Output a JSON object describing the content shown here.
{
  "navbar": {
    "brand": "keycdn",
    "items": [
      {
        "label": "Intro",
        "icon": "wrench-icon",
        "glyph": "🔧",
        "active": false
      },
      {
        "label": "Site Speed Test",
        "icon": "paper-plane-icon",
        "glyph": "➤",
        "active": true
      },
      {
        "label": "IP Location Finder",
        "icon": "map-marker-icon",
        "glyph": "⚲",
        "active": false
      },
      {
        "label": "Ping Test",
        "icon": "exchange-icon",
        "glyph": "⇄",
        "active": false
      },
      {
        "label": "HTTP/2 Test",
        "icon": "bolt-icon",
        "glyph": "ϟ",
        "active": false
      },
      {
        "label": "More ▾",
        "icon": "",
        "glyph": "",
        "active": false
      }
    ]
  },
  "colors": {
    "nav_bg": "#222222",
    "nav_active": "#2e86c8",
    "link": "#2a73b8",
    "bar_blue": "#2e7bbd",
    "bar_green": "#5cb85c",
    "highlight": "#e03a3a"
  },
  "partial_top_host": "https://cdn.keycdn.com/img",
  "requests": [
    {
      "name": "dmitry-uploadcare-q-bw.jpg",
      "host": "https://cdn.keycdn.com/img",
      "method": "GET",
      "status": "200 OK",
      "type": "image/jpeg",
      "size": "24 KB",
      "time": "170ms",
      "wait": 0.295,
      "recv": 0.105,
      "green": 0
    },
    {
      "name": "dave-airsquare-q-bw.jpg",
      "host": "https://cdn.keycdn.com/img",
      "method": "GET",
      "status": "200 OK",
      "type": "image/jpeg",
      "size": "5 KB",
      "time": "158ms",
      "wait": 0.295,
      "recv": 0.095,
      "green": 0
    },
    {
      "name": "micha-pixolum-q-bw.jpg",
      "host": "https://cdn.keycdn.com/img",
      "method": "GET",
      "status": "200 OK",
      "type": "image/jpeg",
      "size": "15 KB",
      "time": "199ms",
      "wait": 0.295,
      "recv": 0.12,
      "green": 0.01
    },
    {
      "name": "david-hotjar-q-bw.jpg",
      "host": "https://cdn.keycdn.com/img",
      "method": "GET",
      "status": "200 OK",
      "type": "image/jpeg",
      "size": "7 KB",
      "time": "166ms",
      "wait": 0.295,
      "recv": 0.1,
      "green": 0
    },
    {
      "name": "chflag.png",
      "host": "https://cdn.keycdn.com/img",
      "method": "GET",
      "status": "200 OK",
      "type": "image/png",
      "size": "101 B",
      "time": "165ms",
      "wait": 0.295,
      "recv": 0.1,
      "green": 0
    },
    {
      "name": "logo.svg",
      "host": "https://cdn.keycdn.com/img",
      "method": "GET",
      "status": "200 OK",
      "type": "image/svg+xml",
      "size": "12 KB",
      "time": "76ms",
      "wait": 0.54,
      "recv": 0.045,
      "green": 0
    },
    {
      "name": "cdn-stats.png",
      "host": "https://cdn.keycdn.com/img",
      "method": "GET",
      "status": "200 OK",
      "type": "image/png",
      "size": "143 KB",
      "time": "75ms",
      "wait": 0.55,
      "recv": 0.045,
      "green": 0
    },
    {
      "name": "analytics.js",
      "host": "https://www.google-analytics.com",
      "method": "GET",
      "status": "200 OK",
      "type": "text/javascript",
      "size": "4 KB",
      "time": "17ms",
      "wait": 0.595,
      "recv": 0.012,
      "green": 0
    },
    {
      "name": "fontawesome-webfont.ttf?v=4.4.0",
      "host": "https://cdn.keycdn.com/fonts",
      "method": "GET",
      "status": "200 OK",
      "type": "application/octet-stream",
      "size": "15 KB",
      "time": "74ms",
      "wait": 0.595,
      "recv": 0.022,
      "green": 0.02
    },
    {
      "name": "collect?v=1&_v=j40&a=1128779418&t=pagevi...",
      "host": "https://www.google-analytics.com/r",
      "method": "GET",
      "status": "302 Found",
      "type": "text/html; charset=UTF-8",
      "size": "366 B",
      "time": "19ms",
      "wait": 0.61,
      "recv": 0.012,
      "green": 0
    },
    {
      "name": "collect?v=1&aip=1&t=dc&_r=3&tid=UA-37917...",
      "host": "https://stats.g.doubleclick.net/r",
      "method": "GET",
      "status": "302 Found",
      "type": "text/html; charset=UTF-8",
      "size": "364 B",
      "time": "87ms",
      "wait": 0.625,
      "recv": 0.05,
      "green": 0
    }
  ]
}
-- -- --
▶ Task to complete: Reproduce each line of the material containing the word "google".

▶ Response to the task:
      "host": "https://www.google-analytics.com",
      "host": "https://www.google-analytics.com/r",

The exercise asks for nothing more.